Word for word, copy all the data and drop the pictures.

(Chart and figure data)
━━━━━━━━

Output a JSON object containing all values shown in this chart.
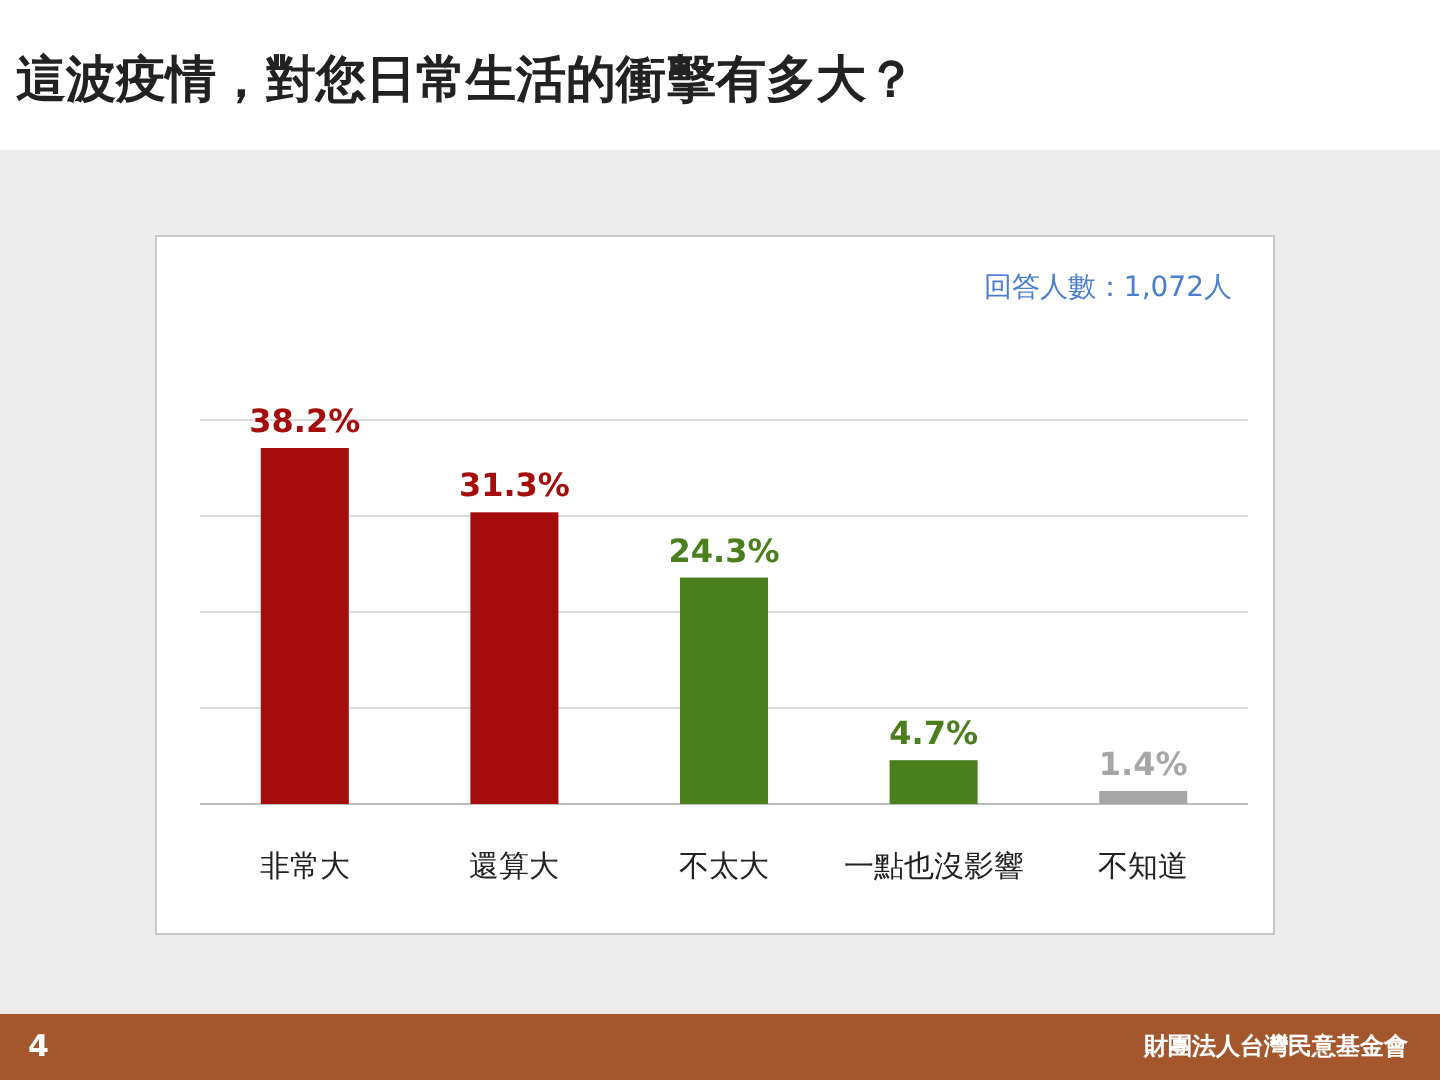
{
  "chart_data": {
    "type": "bar",
    "title": "這波疫情，對您日常生活的衝擊有多大？",
    "categories": [
      "非常大",
      "還算大",
      "不太大",
      "一點也沒影響",
      "不知道"
    ],
    "values": [
      38.2,
      31.3,
      24.3,
      4.7,
      1.4
    ],
    "colors": [
      "#a50d0d",
      "#a50d0d",
      "#4b7f1e",
      "#4b7f1e",
      "#a6a6a6"
    ],
    "value_labels": [
      "38.2%",
      "31.3%",
      "24.3%",
      "4.7%",
      "1.4%"
    ],
    "grid": "y",
    "annotations": [
      "回答人數：1,072人",
      "4",
      "財團法人台灣民意基金會"
    ]
  }
}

━━━━━━━━

### Right answer
Output a JSON object containing all values shown in this chart.
{
  "chart_data": {
    "type": "bar",
    "title": "這波疫情，對您日常生活的衝擊有多大？",
    "categories": [
      "非常大",
      "還算大",
      "不太大",
      "一點也沒影響",
      "不知道"
    ],
    "values": [
      38.2,
      31.3,
      24.3,
      4.7,
      1.4
    ],
    "colors": [
      "#a50d0d",
      "#a50d0d",
      "#4b7f1e",
      "#4b7f1e",
      "#a6a6a6"
    ],
    "value_labels": [
      "38.2%",
      "31.3%",
      "24.3%",
      "4.7%",
      "1.4%"
    ],
    "grid": "y",
    "annotations": [
      "回答人數：1,072人",
      "4",
      "財團法人台灣民意基金會"
    ]
  }
}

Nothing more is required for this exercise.